* DATA PROVIDED:
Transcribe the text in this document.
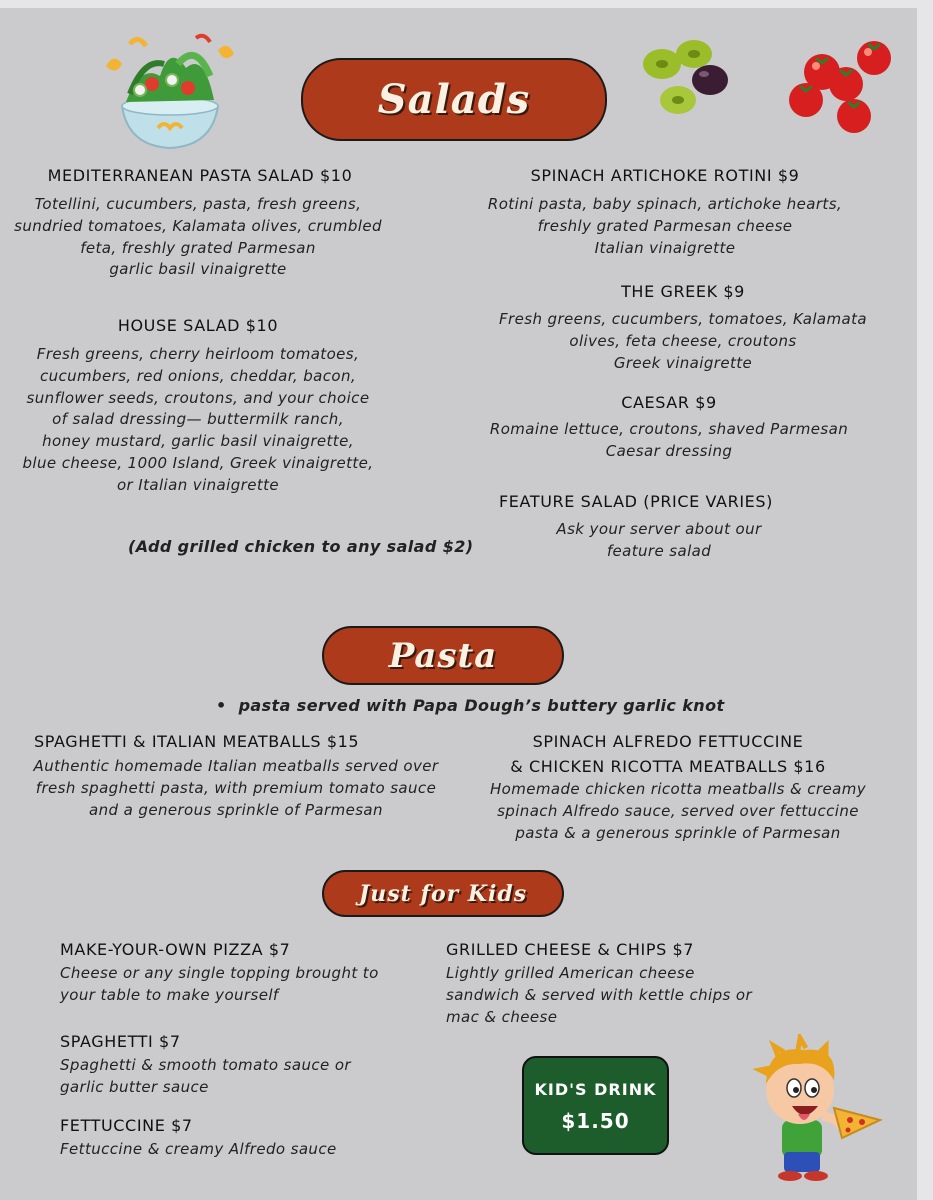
Salads
MEDITERRANEAN PASTA SALAD $10
Totellini, cucumbers, pasta, fresh greens,
sundried tomatoes, Kalamata olives, crumbled
feta, freshly grated Parmesan
garlic basil vinaigrette
HOUSE SALAD $10
Fresh greens, cherry heirloom tomatoes,
cucumbers, red onions, cheddar, bacon,
sunflower seeds, croutons, and your choice
of salad dressing— buttermilk ranch,
honey mustard, garlic basil vinaigrette,
blue cheese, 1000 Island, Greek vinaigrette,
or Italian vinaigrette
(Add grilled chicken to any salad $2)
SPINACH ARTICHOKE ROTINI $9
Rotini pasta, baby spinach, artichoke hearts,
freshly grated Parmesan cheese
Italian vinaigrette
THE GREEK $9
Fresh greens, cucumbers, tomatoes, Kalamata
olives, feta cheese, croutons
Greek vinaigrette
CAESAR $9
Romaine lettuce, croutons, shaved Parmesan
Caesar dressing
FEATURE SALAD (PRICE VARIES)
Ask your server about our
feature salad
Pasta
•  pasta served with Papa Dough’s buttery garlic knot
SPAGHETTI & ITALIAN MEATBALLS $15
Authentic homemade Italian meatballs served over
fresh spaghetti pasta, with premium tomato sauce
and a generous sprinkle of Parmesan
SPINACH ALFREDO FETTUCCINE
& CHICKEN RICOTTA MEATBALLS $16
Homemade chicken ricotta meatballs & creamy
spinach Alfredo sauce, served over fettuccine
pasta & a generous sprinkle of Parmesan
Just for Kids
MAKE-YOUR-OWN PIZZA $7
Cheese or any single topping brought to
your table to make yourself
SPAGHETTI $7
Spaghetti & smooth tomato sauce or
garlic butter sauce
FETTUCCINE $7
Fettuccine & creamy Alfredo sauce
GRILLED CHEESE & CHIPS $7
Lightly grilled American cheese
sandwich & served with kettle chips or
mac & cheese
KID'S DRINK
$1.50
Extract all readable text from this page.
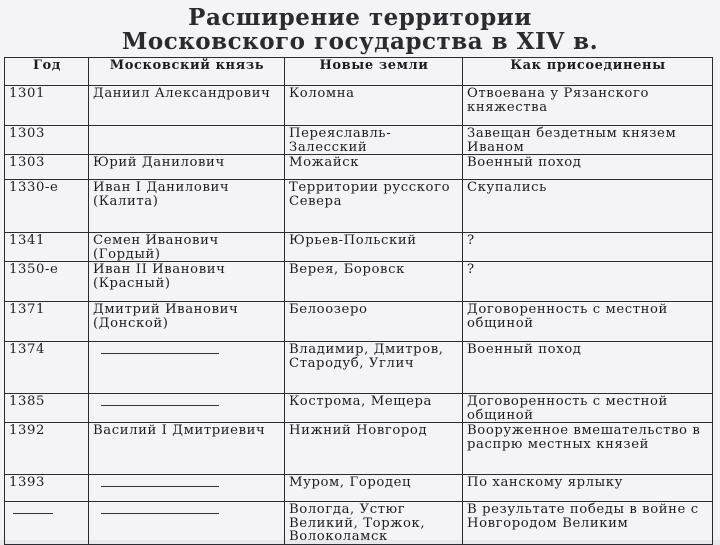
Расширение территории
Московского государства в XIV в.
Год	Московский князь	Новые земли	Как присоединены
1301	Даниил Александрович	Коломна	Отвоевана у Рязанского княжества
1303		Переяславль-Залесский	Завещан бездетным князем Иваном
1303	Юрий Данилович	Можайск	Военный поход
1330-е	Иван I Данилович (Калита)	Территории русского Севера	Скупались
1341	Семен Иванович (Гордый)	Юрьев-Польский	?
1350-е	Иван II Иванович (Красный)	Верея, Боровск	?
1371	Дмитрий Иванович (Донской)	Белоозеро	Договоренность с местной общиной
1374		Владимир, Дмитров, Стародуб, Углич	Военный поход
1385		Кострома, Мещера	Договоренность с местной общиной
1392	Василий I Дмитриевич	Нижний Новгород	Вооруженное вмешательство в распрю местных князей
1393		Муром, Городец	По ханскому ярлыку
		Вологда, Устюг Великий, Торжок, Волоколамск	В результате победы в войне с Новгородом Великим
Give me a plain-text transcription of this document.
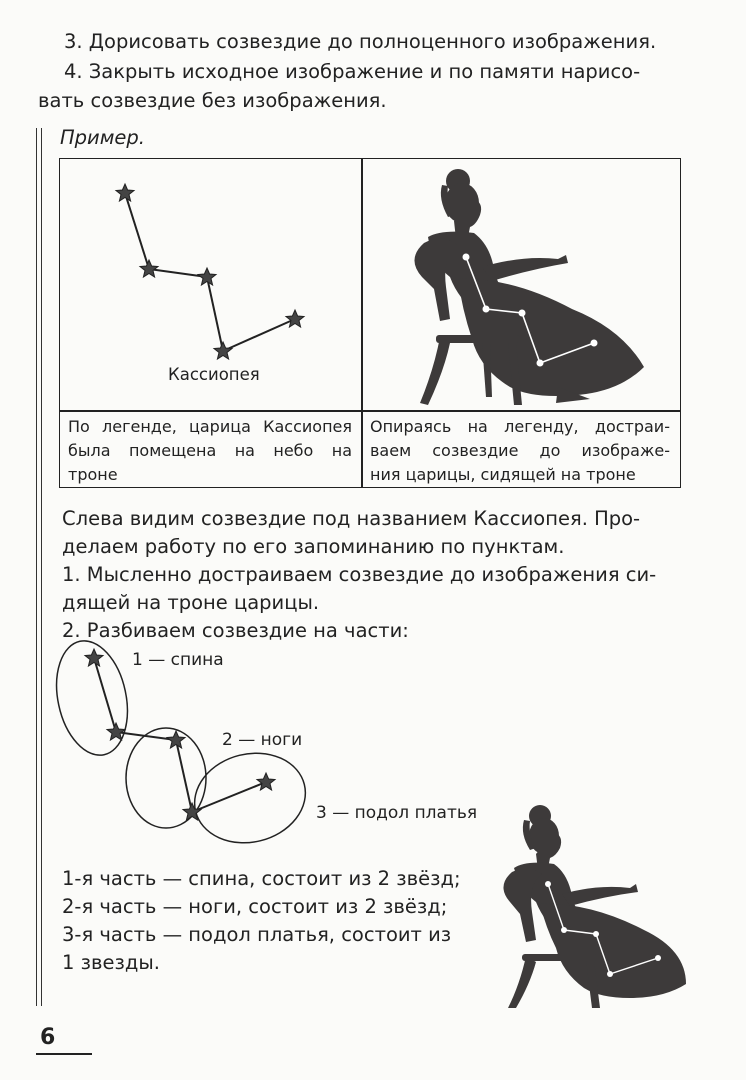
3. Дорисовать созвездие до полноценного изображения.
4. Закрыть исходное изображение и по памяти нарисо-
вать созвездие без изображения.
Пример.
Кассиопея
По легенде, царица Кассиопея
была помещена на небо на
троне
Опираясь на легенду, достраи-
ваем созвездие до изображе-
ния царицы, сидящей на троне
Слева видим созвездие под названием Кассиопея. Про-
делаем работу по его запоминанию по пунктам.
1. Мысленно достраиваем созвездие до изображения си-
дящей на троне царицы.
2. Разбиваем созвездие на части:
1 — спина
2 — ноги
3 — подол платья
1-я часть — спина, состоит из 2 звёзд;
2-я часть — ноги, состоит из 2 звёзд;
3-я часть — подол платья, состоит из
1 звезды.
6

* TASK:
Reproduce every line of the material precisely, omitting its pictures.

* EXERCISE RESULT:
Transcribe the text in this document.
Salads
MEDITERRANEAN PASTA SALAD $10
Totellini, cucumbers, pasta, fresh greens,
sundried tomatoes, Kalamata olives, crumbled
feta, freshly grated Parmesan
garlic basil vinaigrette
HOUSE SALAD $10
Fresh greens, cherry heirloom tomatoes,
cucumbers, red onions, cheddar, bacon,
sunflower seeds, croutons, and your choice
of salad dressing— buttermilk ranch,
honey mustard, garlic basil vinaigrette,
blue cheese, 1000 Island, Greek vinaigrette,
or Italian vinaigrette
(Add grilled chicken to any salad $2)
SPINACH ARTICHOKE ROTINI $9
Rotini pasta, baby spinach, artichoke hearts,
freshly grated Parmesan cheese
Italian vinaigrette
THE GREEK $9
Fresh greens, cucumbers, tomatoes, Kalamata
olives, feta cheese, croutons
Greek vinaigrette
CAESAR $9
Romaine lettuce, croutons, shaved Parmesan
Caesar dressing
FEATURE SALAD (PRICE VARIES)
Ask your server about our
feature salad
Pasta
•  pasta served with Papa Dough’s buttery garlic knot
SPAGHETTI & ITALIAN MEATBALLS $15
Authentic homemade Italian meatballs served over
fresh spaghetti pasta, with premium tomato sauce
and a generous sprinkle of Parmesan
SPINACH ALFREDO FETTUCCINE
& CHICKEN RICOTTA MEATBALLS $16
Homemade chicken ricotta meatballs & creamy
spinach Alfredo sauce, served over fettuccine
pasta & a generous sprinkle of Parmesan
Just for Kids
MAKE-YOUR-OWN PIZZA $7
Cheese or any single topping brought to
your table to make yourself
SPAGHETTI $7
Spaghetti & smooth tomato sauce or
garlic butter sauce
FETTUCCINE $7
Fettuccine & creamy Alfredo sauce
GRILLED CHEESE & CHIPS $7
Lightly grilled American cheese
sandwich & served with kettle chips or
mac & cheese
KID'S DRINK
$1.50
Extract all readable text from this page.
Расширение территории
Московского государства в XIV в.
Год	Московский князь	Новые земли	Как присоединены
1301	Даниил Александрович	Коломна	Отвоевана у Рязанского княжества
1303		Переяславль-Залесский	Завещан бездетным князем Иваном
1303	Юрий Данилович	Можайск	Военный поход
1330-е	Иван I Данилович (Калита)	Территории русского Севера	Скупались
1341	Семен Иванович (Гордый)	Юрьев-Польский	?
1350-е	Иван II Иванович (Красный)	Верея, Боровск	?
1371	Дмитрий Иванович (Донской)	Белоозеро	Договоренность с местной общиной
1374		Владимир, Дмитров, Стародуб, Углич	Военный поход
1385		Кострома, Мещера	Договоренность с местной общиной
1392	Василий I Дмитриевич	Нижний Новгород	Вооруженное вмешательство в распрю местных князей
1393		Муром, Городец	По ханскому ярлыку
		Вологда, Устюг Великий, Торжок, Волоколамск	В результате победы в войне с Новгородом Великим
Give me a plain-text transcription of this document.
3. Дорисовать созвездие до полноценного изображения.
4. Закрыть исходное изображение и по памяти нарисо-
вать созвездие без изображения.
Пример.
Кассиопея
По легенде, царица Кассиопея
была помещена на небо на
троне
Опираясь на легенду, достраи-
ваем созвездие до изображе-
ния царицы, сидящей на троне
Слева видим созвездие под названием Кассиопея. Про-
делаем работу по его запоминанию по пунктам.
1. Мысленно достраиваем созвездие до изображения си-
дящей на троне царицы.
2. Разбиваем созвездие на части:
1 — спина
2 — ноги
3 — подол платья
1-я часть — спина, состоит из 2 звёзд;
2-я часть — ноги, состоит из 2 звёзд;
3-я часть — подол платья, состоит из
1 звезды.
6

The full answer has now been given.